Provided material =>
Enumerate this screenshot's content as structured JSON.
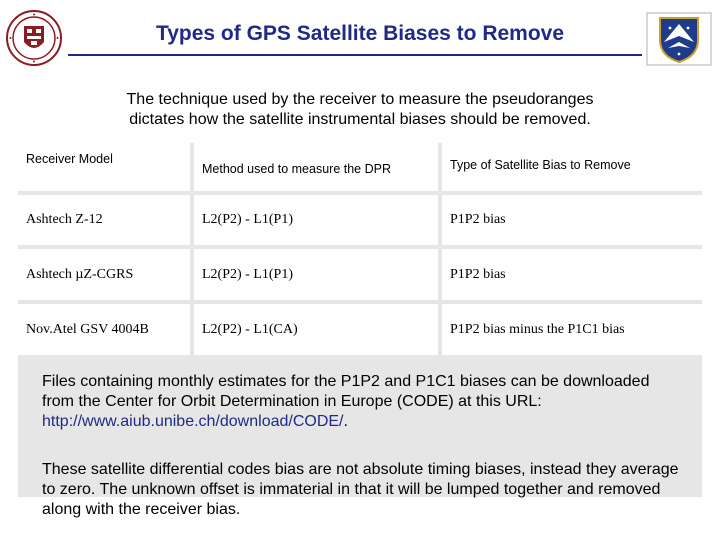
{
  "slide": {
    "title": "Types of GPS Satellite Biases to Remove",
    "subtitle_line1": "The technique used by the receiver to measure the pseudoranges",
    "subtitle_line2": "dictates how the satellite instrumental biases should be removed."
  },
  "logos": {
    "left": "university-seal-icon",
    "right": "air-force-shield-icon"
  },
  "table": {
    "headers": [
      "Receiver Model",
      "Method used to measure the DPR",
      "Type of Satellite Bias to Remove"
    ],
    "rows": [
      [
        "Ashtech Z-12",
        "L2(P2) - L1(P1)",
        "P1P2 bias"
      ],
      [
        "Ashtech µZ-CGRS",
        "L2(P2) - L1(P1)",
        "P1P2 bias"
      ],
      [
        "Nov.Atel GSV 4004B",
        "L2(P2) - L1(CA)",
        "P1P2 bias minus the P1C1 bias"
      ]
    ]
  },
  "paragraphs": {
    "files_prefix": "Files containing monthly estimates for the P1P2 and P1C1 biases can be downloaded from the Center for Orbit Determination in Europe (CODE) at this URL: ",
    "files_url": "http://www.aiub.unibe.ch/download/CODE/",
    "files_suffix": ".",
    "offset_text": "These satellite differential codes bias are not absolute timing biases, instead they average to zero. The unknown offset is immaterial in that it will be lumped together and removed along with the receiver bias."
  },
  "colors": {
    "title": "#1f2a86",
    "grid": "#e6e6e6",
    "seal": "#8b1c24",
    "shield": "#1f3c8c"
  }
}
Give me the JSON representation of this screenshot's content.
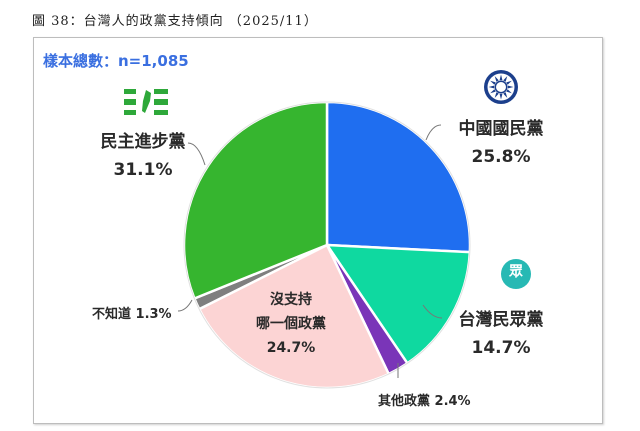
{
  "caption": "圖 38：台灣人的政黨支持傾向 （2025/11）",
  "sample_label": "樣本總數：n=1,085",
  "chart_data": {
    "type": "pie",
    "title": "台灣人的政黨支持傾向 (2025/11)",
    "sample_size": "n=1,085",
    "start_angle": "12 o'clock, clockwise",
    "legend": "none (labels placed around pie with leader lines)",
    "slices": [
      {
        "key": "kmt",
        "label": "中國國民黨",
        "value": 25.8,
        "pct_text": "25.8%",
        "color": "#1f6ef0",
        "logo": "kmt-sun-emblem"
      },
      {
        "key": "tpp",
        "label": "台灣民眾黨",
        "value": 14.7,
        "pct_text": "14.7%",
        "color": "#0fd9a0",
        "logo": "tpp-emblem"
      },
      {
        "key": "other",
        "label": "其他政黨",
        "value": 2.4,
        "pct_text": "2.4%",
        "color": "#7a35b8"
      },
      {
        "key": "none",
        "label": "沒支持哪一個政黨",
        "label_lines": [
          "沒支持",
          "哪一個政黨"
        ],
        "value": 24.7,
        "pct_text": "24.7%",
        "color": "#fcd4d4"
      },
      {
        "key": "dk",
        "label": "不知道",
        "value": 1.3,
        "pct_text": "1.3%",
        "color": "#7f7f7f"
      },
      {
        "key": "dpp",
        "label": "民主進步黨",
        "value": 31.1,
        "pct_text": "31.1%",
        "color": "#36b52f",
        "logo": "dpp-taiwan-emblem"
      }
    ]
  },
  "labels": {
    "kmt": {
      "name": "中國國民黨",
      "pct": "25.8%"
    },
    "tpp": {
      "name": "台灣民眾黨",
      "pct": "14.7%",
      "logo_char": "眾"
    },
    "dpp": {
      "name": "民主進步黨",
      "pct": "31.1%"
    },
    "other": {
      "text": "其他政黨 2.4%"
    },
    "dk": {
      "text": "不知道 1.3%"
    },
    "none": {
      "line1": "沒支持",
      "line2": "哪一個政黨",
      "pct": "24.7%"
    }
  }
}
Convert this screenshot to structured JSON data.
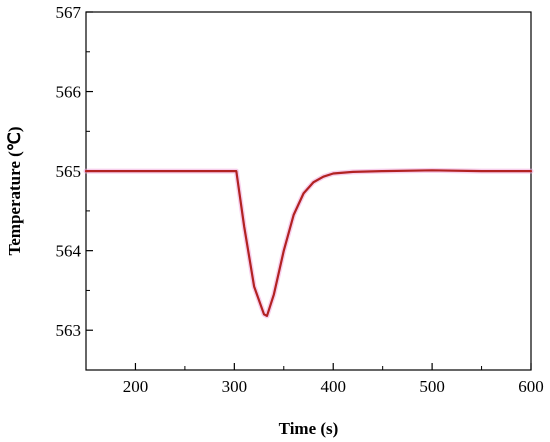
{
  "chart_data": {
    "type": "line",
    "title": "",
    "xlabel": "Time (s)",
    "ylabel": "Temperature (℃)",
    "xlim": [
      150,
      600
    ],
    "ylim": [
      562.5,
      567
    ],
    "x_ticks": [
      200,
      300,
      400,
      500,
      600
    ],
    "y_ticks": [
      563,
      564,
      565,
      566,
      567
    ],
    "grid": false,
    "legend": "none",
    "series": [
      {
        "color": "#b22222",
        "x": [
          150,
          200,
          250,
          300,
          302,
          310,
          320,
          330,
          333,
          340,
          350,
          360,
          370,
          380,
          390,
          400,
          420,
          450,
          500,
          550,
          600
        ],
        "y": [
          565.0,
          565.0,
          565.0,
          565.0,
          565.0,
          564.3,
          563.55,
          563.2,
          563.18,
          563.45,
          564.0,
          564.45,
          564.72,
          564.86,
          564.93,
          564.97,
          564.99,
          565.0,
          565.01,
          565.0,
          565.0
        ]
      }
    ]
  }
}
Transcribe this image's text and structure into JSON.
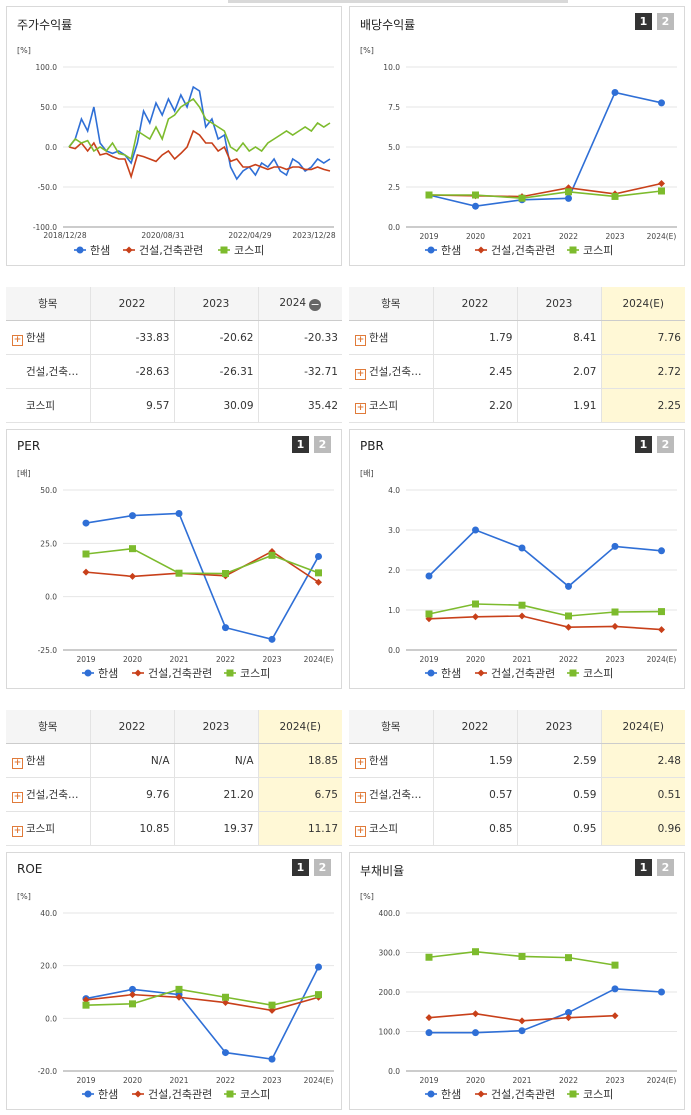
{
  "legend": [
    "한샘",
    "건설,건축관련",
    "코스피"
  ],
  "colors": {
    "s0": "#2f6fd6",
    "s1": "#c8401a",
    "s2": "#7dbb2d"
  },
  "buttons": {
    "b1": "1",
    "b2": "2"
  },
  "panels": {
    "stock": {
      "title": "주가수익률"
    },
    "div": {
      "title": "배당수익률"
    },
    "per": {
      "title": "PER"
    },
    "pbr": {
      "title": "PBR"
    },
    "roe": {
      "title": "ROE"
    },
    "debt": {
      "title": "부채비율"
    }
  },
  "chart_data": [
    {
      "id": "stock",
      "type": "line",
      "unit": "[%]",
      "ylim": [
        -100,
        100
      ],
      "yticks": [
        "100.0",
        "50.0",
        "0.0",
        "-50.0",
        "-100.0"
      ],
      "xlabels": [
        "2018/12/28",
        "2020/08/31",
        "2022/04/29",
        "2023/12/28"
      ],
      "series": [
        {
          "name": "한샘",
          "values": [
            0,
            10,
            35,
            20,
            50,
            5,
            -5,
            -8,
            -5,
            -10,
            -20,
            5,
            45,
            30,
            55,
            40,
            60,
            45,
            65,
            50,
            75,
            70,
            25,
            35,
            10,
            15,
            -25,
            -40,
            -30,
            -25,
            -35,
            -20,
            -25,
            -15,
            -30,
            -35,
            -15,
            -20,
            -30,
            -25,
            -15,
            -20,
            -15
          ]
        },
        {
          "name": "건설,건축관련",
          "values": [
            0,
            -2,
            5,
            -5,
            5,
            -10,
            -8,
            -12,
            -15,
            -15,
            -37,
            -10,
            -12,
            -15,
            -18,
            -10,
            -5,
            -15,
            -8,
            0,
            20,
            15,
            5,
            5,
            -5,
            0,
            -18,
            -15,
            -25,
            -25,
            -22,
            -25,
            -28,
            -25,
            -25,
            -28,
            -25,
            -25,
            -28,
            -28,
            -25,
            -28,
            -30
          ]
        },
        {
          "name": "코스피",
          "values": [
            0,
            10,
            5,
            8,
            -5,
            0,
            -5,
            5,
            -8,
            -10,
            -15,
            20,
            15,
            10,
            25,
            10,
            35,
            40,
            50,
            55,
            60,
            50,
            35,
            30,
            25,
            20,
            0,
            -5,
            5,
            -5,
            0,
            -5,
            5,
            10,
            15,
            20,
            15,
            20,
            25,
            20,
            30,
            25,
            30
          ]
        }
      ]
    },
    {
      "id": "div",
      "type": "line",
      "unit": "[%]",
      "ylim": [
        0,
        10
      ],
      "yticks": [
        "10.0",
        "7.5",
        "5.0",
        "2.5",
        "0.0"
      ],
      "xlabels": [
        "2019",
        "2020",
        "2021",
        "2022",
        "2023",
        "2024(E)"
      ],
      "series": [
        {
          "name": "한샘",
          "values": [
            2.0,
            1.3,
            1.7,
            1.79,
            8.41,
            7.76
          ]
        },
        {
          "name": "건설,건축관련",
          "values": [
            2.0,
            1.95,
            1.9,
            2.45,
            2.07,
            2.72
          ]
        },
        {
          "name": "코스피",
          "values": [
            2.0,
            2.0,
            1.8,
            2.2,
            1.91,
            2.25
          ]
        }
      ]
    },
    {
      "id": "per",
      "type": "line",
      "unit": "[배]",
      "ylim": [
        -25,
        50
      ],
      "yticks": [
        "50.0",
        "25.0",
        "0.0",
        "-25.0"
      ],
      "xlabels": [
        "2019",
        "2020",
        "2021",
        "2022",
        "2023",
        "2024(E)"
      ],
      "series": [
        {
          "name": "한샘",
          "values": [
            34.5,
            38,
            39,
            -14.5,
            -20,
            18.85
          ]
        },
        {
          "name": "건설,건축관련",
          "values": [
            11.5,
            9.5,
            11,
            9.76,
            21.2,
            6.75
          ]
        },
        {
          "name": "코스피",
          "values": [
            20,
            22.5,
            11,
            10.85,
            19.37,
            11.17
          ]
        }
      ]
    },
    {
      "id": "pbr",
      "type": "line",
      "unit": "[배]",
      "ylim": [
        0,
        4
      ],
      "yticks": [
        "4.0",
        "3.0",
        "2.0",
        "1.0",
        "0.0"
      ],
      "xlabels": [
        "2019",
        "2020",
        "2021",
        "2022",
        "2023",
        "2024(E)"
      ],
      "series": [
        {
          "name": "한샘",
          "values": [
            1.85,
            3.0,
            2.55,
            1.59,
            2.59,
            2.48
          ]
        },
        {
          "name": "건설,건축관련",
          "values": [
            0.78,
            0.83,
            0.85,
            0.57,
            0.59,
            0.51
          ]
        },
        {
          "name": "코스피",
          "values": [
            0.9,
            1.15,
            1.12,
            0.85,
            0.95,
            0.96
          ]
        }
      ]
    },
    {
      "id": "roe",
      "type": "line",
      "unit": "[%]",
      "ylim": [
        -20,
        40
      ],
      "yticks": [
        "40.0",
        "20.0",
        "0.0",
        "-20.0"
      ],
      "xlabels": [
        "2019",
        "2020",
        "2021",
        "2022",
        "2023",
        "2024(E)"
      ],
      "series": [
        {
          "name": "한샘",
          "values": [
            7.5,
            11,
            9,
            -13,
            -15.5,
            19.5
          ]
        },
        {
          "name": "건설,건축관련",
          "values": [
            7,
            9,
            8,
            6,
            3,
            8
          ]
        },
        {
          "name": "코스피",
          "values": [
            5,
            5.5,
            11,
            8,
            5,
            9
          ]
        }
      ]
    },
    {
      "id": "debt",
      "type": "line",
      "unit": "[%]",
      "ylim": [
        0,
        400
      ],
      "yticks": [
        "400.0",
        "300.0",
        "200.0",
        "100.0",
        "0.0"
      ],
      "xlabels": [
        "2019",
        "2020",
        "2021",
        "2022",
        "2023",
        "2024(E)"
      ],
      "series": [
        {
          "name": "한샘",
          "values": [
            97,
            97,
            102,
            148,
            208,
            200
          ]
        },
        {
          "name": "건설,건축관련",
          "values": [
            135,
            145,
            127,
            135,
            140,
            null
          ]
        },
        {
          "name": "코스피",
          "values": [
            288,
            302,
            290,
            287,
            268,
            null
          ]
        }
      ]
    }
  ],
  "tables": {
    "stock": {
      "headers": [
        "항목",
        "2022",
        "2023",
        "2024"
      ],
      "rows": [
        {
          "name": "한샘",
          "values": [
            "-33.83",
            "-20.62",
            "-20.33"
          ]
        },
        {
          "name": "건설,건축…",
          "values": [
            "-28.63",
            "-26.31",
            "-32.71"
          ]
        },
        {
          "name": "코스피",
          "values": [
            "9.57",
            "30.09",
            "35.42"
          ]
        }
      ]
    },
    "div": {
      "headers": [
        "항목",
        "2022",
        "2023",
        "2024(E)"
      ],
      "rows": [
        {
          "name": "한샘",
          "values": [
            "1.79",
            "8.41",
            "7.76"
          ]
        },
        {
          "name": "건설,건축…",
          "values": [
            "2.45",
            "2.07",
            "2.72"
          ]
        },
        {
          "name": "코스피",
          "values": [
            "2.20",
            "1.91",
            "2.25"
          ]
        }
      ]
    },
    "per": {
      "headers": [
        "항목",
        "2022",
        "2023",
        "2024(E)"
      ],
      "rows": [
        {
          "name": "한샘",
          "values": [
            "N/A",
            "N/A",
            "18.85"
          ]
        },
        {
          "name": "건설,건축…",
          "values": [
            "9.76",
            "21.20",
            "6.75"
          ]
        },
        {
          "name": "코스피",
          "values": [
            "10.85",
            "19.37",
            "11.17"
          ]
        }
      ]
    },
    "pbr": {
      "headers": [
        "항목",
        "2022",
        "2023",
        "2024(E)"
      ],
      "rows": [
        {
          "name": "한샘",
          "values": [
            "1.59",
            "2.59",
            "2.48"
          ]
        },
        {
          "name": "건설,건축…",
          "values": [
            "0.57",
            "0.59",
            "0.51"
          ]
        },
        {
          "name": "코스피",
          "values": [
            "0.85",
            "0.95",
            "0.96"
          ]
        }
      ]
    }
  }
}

What is expected => Pick out the lines that include the word "structured" and write them out.

Exercise solution =>
Enumerate this screenshot's content as structured JSON.
Convert this screenshot to structured JSON data.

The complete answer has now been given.